RECORD EXTRACTS:
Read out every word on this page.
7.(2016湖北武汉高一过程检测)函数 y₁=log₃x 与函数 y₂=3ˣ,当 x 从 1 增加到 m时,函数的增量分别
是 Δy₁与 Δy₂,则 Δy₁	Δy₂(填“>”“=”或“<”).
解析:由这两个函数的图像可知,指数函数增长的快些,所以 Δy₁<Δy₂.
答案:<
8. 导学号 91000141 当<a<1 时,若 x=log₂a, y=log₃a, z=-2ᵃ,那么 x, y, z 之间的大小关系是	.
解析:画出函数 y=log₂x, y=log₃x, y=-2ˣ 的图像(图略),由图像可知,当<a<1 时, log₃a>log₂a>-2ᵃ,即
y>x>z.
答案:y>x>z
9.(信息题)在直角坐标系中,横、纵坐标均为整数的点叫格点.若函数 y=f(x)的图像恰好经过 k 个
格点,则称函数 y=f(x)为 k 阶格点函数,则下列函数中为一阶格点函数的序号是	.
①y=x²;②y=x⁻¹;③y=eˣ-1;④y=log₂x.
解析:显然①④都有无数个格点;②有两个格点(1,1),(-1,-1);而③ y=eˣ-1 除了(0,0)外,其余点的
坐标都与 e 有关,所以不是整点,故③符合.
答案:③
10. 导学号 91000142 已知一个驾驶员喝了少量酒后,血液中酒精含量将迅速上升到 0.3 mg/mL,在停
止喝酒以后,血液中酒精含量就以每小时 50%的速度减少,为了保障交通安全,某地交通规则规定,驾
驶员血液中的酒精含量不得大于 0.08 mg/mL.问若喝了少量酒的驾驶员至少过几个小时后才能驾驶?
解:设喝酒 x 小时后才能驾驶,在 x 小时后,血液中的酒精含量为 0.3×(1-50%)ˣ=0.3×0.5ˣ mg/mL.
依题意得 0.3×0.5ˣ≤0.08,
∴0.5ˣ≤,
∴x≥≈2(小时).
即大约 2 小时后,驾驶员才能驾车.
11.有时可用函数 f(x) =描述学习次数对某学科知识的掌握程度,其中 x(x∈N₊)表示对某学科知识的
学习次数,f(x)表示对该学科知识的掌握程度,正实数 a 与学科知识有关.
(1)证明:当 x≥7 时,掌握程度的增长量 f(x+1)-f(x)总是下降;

WRITTEN EXERCISE:
Reproduce the data in its entirety, matching each character.

SOLUTION BELOW:
Read out every word on this page.
7.(2016湖北武汉高一过程检测)函数 y₁=log₃x 与函数 y₂=3ˣ,当 x 从 1 增加到 m时,函数的增量分别
是 Δy₁与 Δy₂,则 Δy₁	Δy₂(填“>”“=”或“<”).
解析:由这两个函数的图像可知,指数函数增长的快些,所以 Δy₁<Δy₂.
答案:<
8. 导学号 91000141 当<a<1 时,若 x=log₂a, y=log₃a, z=-2ᵃ,那么 x, y, z 之间的大小关系是	.
解析:画出函数 y=log₂x, y=log₃x, y=-2ˣ 的图像(图略),由图像可知,当<a<1 时, log₃a>log₂a>-2ᵃ,即
y>x>z.
答案:y>x>z
9.(信息题)在直角坐标系中,横、纵坐标均为整数的点叫格点.若函数 y=f(x)的图像恰好经过 k 个
格点,则称函数 y=f(x)为 k 阶格点函数,则下列函数中为一阶格点函数的序号是	.
①y=x²;②y=x⁻¹;③y=eˣ-1;④y=log₂x.
解析:显然①④都有无数个格点;②有两个格点(1,1),(-1,-1);而③ y=eˣ-1 除了(0,0)外,其余点的
坐标都与 e 有关,所以不是整点,故③符合.
答案:③
10. 导学号 91000142 已知一个驾驶员喝了少量酒后,血液中酒精含量将迅速上升到 0.3 mg/mL,在停
止喝酒以后,血液中酒精含量就以每小时 50%的速度减少,为了保障交通安全,某地交通规则规定,驾
驶员血液中的酒精含量不得大于 0.08 mg/mL.问若喝了少量酒的驾驶员至少过几个小时后才能驾驶?
解:设喝酒 x 小时后才能驾驶,在 x 小时后,血液中的酒精含量为 0.3×(1-50%)ˣ=0.3×0.5ˣ mg/mL.
依题意得 0.3×0.5ˣ≤0.08,
∴0.5ˣ≤,
∴x≥≈2(小时).
即大约 2 小时后,驾驶员才能驾车.
11.有时可用函数 f(x) =描述学习次数对某学科知识的掌握程度,其中 x(x∈N₊)表示对某学科知识的
学习次数,f(x)表示对该学科知识的掌握程度,正实数 a 与学科知识有关.
(1)证明:当 x≥7 时,掌握程度的增长量 f(x+1)-f(x)总是下降;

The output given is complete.